## BEGIN

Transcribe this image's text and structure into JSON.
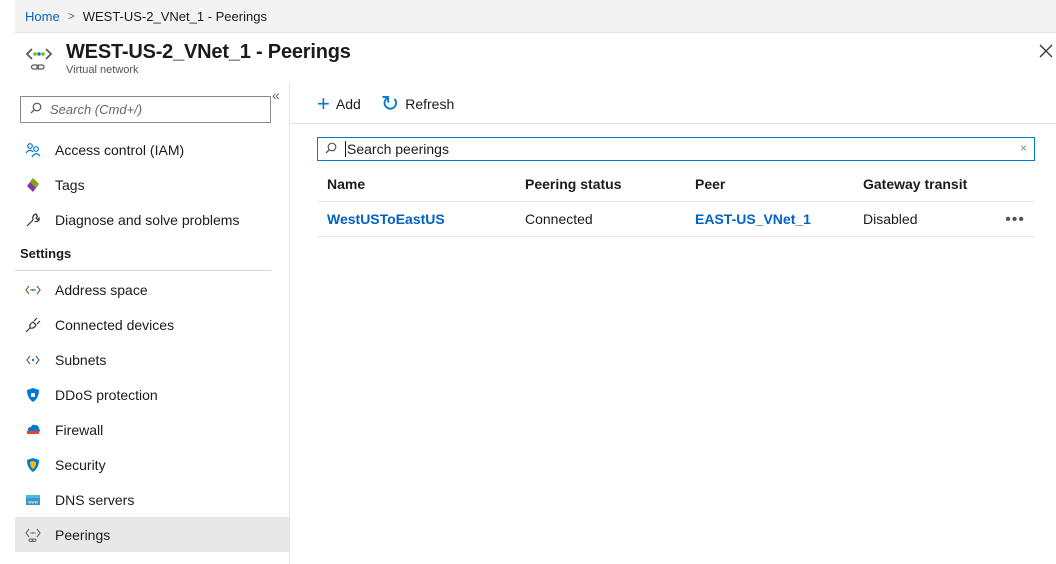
{
  "breadcrumb": {
    "home": "Home",
    "separator": ">",
    "current": "WEST-US-2_VNet_1 - Peerings"
  },
  "blade": {
    "title": "WEST-US-2_VNet_1 - Peerings",
    "subtitle": "Virtual network",
    "close_icon": "close-icon"
  },
  "sidebar": {
    "search_placeholder": "Search (Cmd+/)",
    "collapse_label": "«",
    "items_top": [
      {
        "label": "Access control (IAM)",
        "icon": "people-icon"
      },
      {
        "label": "Tags",
        "icon": "tag-icon"
      },
      {
        "label": "Diagnose and solve problems",
        "icon": "wrench-icon"
      }
    ],
    "settings_header": "Settings",
    "items_settings": [
      {
        "label": "Address space",
        "icon": "vnet-brackets-icon"
      },
      {
        "label": "Connected devices",
        "icon": "plug-icon"
      },
      {
        "label": "Subnets",
        "icon": "subnets-brackets-icon"
      },
      {
        "label": "DDoS protection",
        "icon": "shield-icon"
      },
      {
        "label": "Firewall",
        "icon": "firewall-cloud-icon"
      },
      {
        "label": "Security",
        "icon": "security-shield-icon"
      },
      {
        "label": "DNS servers",
        "icon": "dns-icon"
      },
      {
        "label": "Peerings",
        "icon": "peerings-icon",
        "selected": true
      }
    ]
  },
  "toolbar": {
    "add_label": "Add",
    "add_glyph": "+",
    "refresh_label": "Refresh",
    "refresh_glyph": "↻"
  },
  "filter": {
    "placeholder": "Search peerings",
    "clear_glyph": "×"
  },
  "grid": {
    "columns": [
      "Name",
      "Peering status",
      "Peer",
      "Gateway transit"
    ],
    "rows": [
      {
        "name": "WestUSToEastUS",
        "status": "Connected",
        "peer": "EAST-US_VNet_1",
        "gateway_transit": "Disabled",
        "more": "•••"
      }
    ]
  },
  "colors": {
    "accent": "#0078d4",
    "link": "#0062c4",
    "selected_bg": "#e8e8e8"
  }
}
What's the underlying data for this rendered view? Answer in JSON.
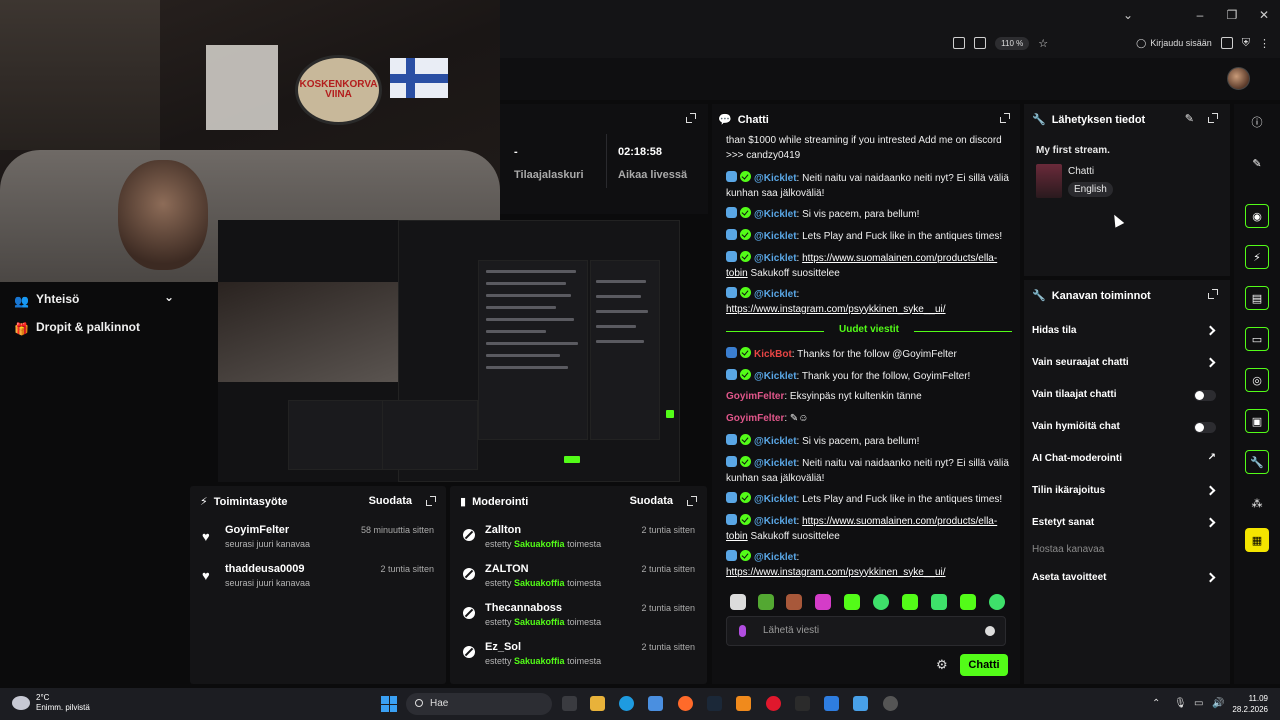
{
  "browser": {
    "zoom": "110 %",
    "login_label": "Kirjaudu sisään"
  },
  "webcam": {
    "poster_text": "KOSKENKORVA VIINA"
  },
  "left_nav": {
    "items": [
      {
        "label": "Yhteisö",
        "icon": "community-icon"
      },
      {
        "label": "Dropit & palkinnot",
        "icon": "drops-icon"
      }
    ]
  },
  "stats": {
    "subs_value": "-",
    "subs_label": "Tilaajalaskuri",
    "time_value": "02:18:58",
    "time_label": "Aikaa livessä"
  },
  "activity_feed": {
    "title": "Toimintasyöte",
    "filter": "Suodata",
    "items": [
      {
        "name": "GoyimFelter",
        "sub": "seurasi juuri kanavaa",
        "time": "58 minuuttia sitten"
      },
      {
        "name": "thaddeusa0009",
        "sub": "seurasi juuri kanavaa",
        "time": "2 tuntia sitten"
      }
    ]
  },
  "moderation": {
    "title": "Moderointi",
    "filter": "Suodata",
    "ban_prefix": "estetty",
    "ban_by": "Sakuakoffia",
    "ban_suffix": "toimesta",
    "items": [
      {
        "name": "Zallton",
        "time": "2 tuntia sitten"
      },
      {
        "name": "ZALTON",
        "time": "2 tuntia sitten"
      },
      {
        "name": "Thecannaboss",
        "time": "2 tuntia sitten"
      },
      {
        "name": "Ez_Sol",
        "time": "2 tuntia sitten"
      }
    ]
  },
  "chat": {
    "title": "Chatti",
    "new_messages": "Uudet viestit",
    "placeholder": "Lähetä viesti",
    "send_label": "Chatti",
    "messages": [
      {
        "user": "",
        "text": "than $1000 while streaming if you intrested Add me on discord >>> candzy0419"
      },
      {
        "user": "@Kicklet",
        "text": ": Neiti naitu vai naidaanko neiti nyt? Ei sillä väliä kunhan saa jälkoväliä!"
      },
      {
        "user": "@Kicklet",
        "text": ": Si vis pacem, para bellum!"
      },
      {
        "user": "@Kicklet",
        "text": ": Lets Play and Fuck like in the antiques times!"
      },
      {
        "user": "@Kicklet",
        "link": "https://www.suomalainen.com/products/ella-tobin",
        "text": " Sakukoff suosittelee"
      },
      {
        "user": "@Kicklet",
        "link": "https://www.instagram.com/psyykkinen_syke__ui/",
        "text": ""
      },
      {
        "user": "KickBot",
        "text": ": Thanks for the follow @GoyimFelter"
      },
      {
        "user": "@Kicklet",
        "text": ": Thank you for the follow, GoyimFelter!"
      },
      {
        "user": "GoyimFelter",
        "text": ": Eksyinpäs nyt kultenkin tänne"
      },
      {
        "user": "GoyimFelter",
        "text": ":"
      },
      {
        "user": "@Kicklet",
        "text": ": Si vis pacem, para bellum!"
      },
      {
        "user": "@Kicklet",
        "text": ": Neiti naitu vai naidaanko neiti nyt? Ei sillä väliä kunhan saa jälkoväliä!"
      },
      {
        "user": "@Kicklet",
        "text": ": Lets Play and Fuck like in the antiques times!"
      },
      {
        "user": "@Kicklet",
        "link": "https://www.suomalainen.com/products/ella-tobin",
        "text": " Sakukoff suosittelee"
      },
      {
        "user": "@Kicklet",
        "link": "https://www.instagram.com/psyykkinen_syke__ui/",
        "text": ""
      }
    ]
  },
  "stream_info": {
    "title": "Lähetyksen tiedot",
    "stream_title": "My first stream.",
    "category": "Chatti",
    "language": "English"
  },
  "channel_actions": {
    "title": "Kanavan toiminnot",
    "items": [
      {
        "label": "Hidas tila",
        "control": "chevron"
      },
      {
        "label": "Vain seuraajat chatti",
        "control": "chevron"
      },
      {
        "label": "Vain tilaajat chatti",
        "control": "toggle"
      },
      {
        "label": "Vain hymiöitä chat",
        "control": "toggle"
      },
      {
        "label": "AI Chat-moderointi",
        "control": "external"
      },
      {
        "label": "Tilin ikärajoitus",
        "control": "chevron"
      },
      {
        "label": "Estetyt sanat",
        "control": "chevron"
      },
      {
        "label": "Hostaa kanavaa",
        "control": "none"
      },
      {
        "label": "Aseta tavoitteet",
        "control": "chevron"
      }
    ]
  },
  "taskbar": {
    "temp": "2°C",
    "weather": "Enimm. pilvistä",
    "search": "Hae",
    "time": "11.09",
    "date": "28.2.2026"
  },
  "colors": {
    "accent": "#53fc18",
    "kickbot": "#e84545",
    "goyim": "#e0568a"
  }
}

## END

### AIM OF THE TASK
From the material above, copy everything exactly but the pictures.

### OUTPUT OF THE EXERCISE
Transcribe this image's text and structure into JSON.
{
  "breadcrumb": {
    "home": "Home",
    "separator": ">",
    "current": "WEST-US-2_VNet_1 - Peerings"
  },
  "blade": {
    "title": "WEST-US-2_VNet_1 - Peerings",
    "subtitle": "Virtual network",
    "close_icon": "close-icon"
  },
  "sidebar": {
    "search_placeholder": "Search (Cmd+/)",
    "collapse_label": "«",
    "items_top": [
      {
        "label": "Access control (IAM)",
        "icon": "people-icon"
      },
      {
        "label": "Tags",
        "icon": "tag-icon"
      },
      {
        "label": "Diagnose and solve problems",
        "icon": "wrench-icon"
      }
    ],
    "settings_header": "Settings",
    "items_settings": [
      {
        "label": "Address space",
        "icon": "vnet-brackets-icon"
      },
      {
        "label": "Connected devices",
        "icon": "plug-icon"
      },
      {
        "label": "Subnets",
        "icon": "subnets-brackets-icon"
      },
      {
        "label": "DDoS protection",
        "icon": "shield-icon"
      },
      {
        "label": "Firewall",
        "icon": "firewall-cloud-icon"
      },
      {
        "label": "Security",
        "icon": "security-shield-icon"
      },
      {
        "label": "DNS servers",
        "icon": "dns-icon"
      },
      {
        "label": "Peerings",
        "icon": "peerings-icon",
        "selected": true
      }
    ]
  },
  "toolbar": {
    "add_label": "Add",
    "add_glyph": "+",
    "refresh_label": "Refresh",
    "refresh_glyph": "↻"
  },
  "filter": {
    "placeholder": "Search peerings",
    "clear_glyph": "×"
  },
  "grid": {
    "columns": [
      "Name",
      "Peering status",
      "Peer",
      "Gateway transit"
    ],
    "rows": [
      {
        "name": "WestUSToEastUS",
        "status": "Connected",
        "peer": "EAST-US_VNet_1",
        "gateway_transit": "Disabled",
        "more": "•••"
      }
    ]
  },
  "colors": {
    "accent": "#0078d4",
    "link": "#0062c4",
    "selected_bg": "#e8e8e8"
  }
}
What's the underlying data for this rendered view? Answer in JSON.
{
  "browser": {
    "zoom": "110 %",
    "login_label": "Kirjaudu sisään"
  },
  "webcam": {
    "poster_text": "KOSKENKORVA VIINA"
  },
  "left_nav": {
    "items": [
      {
        "label": "Yhteisö",
        "icon": "community-icon"
      },
      {
        "label": "Dropit & palkinnot",
        "icon": "drops-icon"
      }
    ]
  },
  "stats": {
    "subs_value": "-",
    "subs_label": "Tilaajalaskuri",
    "time_value": "02:18:58",
    "time_label": "Aikaa livessä"
  },
  "activity_feed": {
    "title": "Toimintasyöte",
    "filter": "Suodata",
    "items": [
      {
        "name": "GoyimFelter",
        "sub": "seurasi juuri kanavaa",
        "time": "58 minuuttia sitten"
      },
      {
        "name": "thaddeusa0009",
        "sub": "seurasi juuri kanavaa",
        "time": "2 tuntia sitten"
      }
    ]
  },
  "moderation": {
    "title": "Moderointi",
    "filter": "Suodata",
    "ban_prefix": "estetty",
    "ban_by": "Sakuakoffia",
    "ban_suffix": "toimesta",
    "items": [
      {
        "name": "Zallton",
        "time": "2 tuntia sitten"
      },
      {
        "name": "ZALTON",
        "time": "2 tuntia sitten"
      },
      {
        "name": "Thecannaboss",
        "time": "2 tuntia sitten"
      },
      {
        "name": "Ez_Sol",
        "time": "2 tuntia sitten"
      }
    ]
  },
  "chat": {
    "title": "Chatti",
    "new_messages": "Uudet viestit",
    "placeholder": "Lähetä viesti",
    "send_label": "Chatti",
    "messages": [
      {
        "user": "",
        "text": "than $1000 while streaming if you intrested Add me on discord >>> candzy0419"
      },
      {
        "user": "@Kicklet",
        "text": ": Neiti naitu vai naidaanko neiti nyt? Ei sillä väliä kunhan saa jälkoväliä!"
      },
      {
        "user": "@Kicklet",
        "text": ": Si vis pacem, para bellum!"
      },
      {
        "user": "@Kicklet",
        "text": ": Lets Play and Fuck like in the antiques times!"
      },
      {
        "user": "@Kicklet",
        "link": "https://www.suomalainen.com/products/ella-tobin",
        "text": " Sakukoff suosittelee"
      },
      {
        "user": "@Kicklet",
        "link": "https://www.instagram.com/psyykkinen_syke__ui/",
        "text": ""
      },
      {
        "user": "KickBot",
        "text": ": Thanks for the follow @GoyimFelter"
      },
      {
        "user": "@Kicklet",
        "text": ": Thank you for the follow, GoyimFelter!"
      },
      {
        "user": "GoyimFelter",
        "text": ": Eksyinpäs nyt kultenkin tänne"
      },
      {
        "user": "GoyimFelter",
        "text": ":"
      },
      {
        "user": "@Kicklet",
        "text": ": Si vis pacem, para bellum!"
      },
      {
        "user": "@Kicklet",
        "text": ": Neiti naitu vai naidaanko neiti nyt? Ei sillä väliä kunhan saa jälkoväliä!"
      },
      {
        "user": "@Kicklet",
        "text": ": Lets Play and Fuck like in the antiques times!"
      },
      {
        "user": "@Kicklet",
        "link": "https://www.suomalainen.com/products/ella-tobin",
        "text": " Sakukoff suosittelee"
      },
      {
        "user": "@Kicklet",
        "link": "https://www.instagram.com/psyykkinen_syke__ui/",
        "text": ""
      }
    ]
  },
  "stream_info": {
    "title": "Lähetyksen tiedot",
    "stream_title": "My first stream.",
    "category": "Chatti",
    "language": "English"
  },
  "channel_actions": {
    "title": "Kanavan toiminnot",
    "items": [
      {
        "label": "Hidas tila",
        "control": "chevron"
      },
      {
        "label": "Vain seuraajat chatti",
        "control": "chevron"
      },
      {
        "label": "Vain tilaajat chatti",
        "control": "toggle"
      },
      {
        "label": "Vain hymiöitä chat",
        "control": "toggle"
      },
      {
        "label": "AI Chat-moderointi",
        "control": "external"
      },
      {
        "label": "Tilin ikärajoitus",
        "control": "chevron"
      },
      {
        "label": "Estetyt sanat",
        "control": "chevron"
      },
      {
        "label": "Hostaa kanavaa",
        "control": "none"
      },
      {
        "label": "Aseta tavoitteet",
        "control": "chevron"
      }
    ]
  },
  "taskbar": {
    "temp": "2°C",
    "weather": "Enimm. pilvistä",
    "search": "Hae",
    "time": "11.09",
    "date": "28.2.2026"
  },
  "colors": {
    "accent": "#53fc18",
    "kickbot": "#e84545",
    "goyim": "#e0568a"
  }
}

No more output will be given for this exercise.